Dataset records:
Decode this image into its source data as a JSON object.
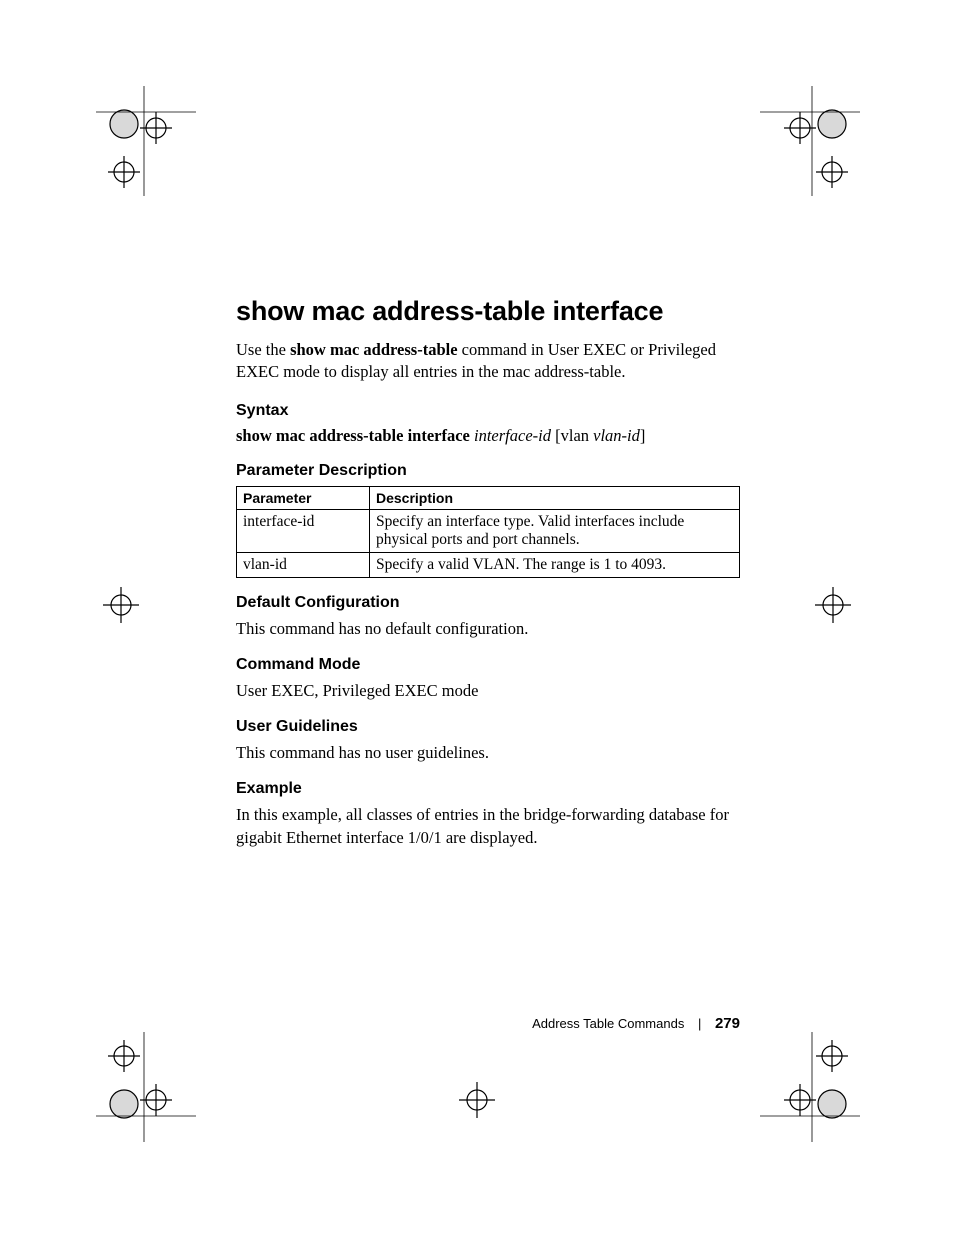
{
  "title": "show mac address-table interface",
  "intro_pre": "Use the ",
  "intro_bold": "show mac address-table",
  "intro_post": " command in User EXEC or Privileged EXEC mode to display all entries in the mac address-table.",
  "syntax_heading": "Syntax",
  "syntax_cmd": "show mac address-table interface ",
  "syntax_arg1": "interface-id",
  "syntax_vlan": " [vlan ",
  "syntax_arg2": "vlan-id",
  "syntax_close": "]",
  "param_heading": "Parameter Description",
  "table": {
    "head_param": "Parameter",
    "head_desc": "Description",
    "rows": [
      {
        "param": "interface-id",
        "desc": "Specify an interface type. Valid interfaces include physical ports and port channels."
      },
      {
        "param": "vlan-id",
        "desc": "Specify a valid VLAN. The range is 1 to 4093."
      }
    ]
  },
  "default_heading": "Default Configuration",
  "default_body": "This command has no default configuration.",
  "mode_heading": "Command Mode",
  "mode_body": "User EXEC, Privileged EXEC mode",
  "guidelines_heading": "User Guidelines",
  "guidelines_body": "This command has no user guidelines.",
  "example_heading": "Example",
  "example_body": "In this example, all classes of entries in the bridge-forwarding database for gigabit Ethernet interface 1/0/1 are displayed.",
  "footer_section": "Address Table Commands",
  "footer_page": "279"
}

Brief: Take each line of the material that contains the word "entries" and list it.

Task result:
  "intro_post": " command in User EXEC or Privileged EXEC mode to display all entries in the mac address-table.",
  "example_body": "In this example, all classes of entries in the bridge-forwarding database for gigabit Ethernet interface 1/0/1 are displayed.",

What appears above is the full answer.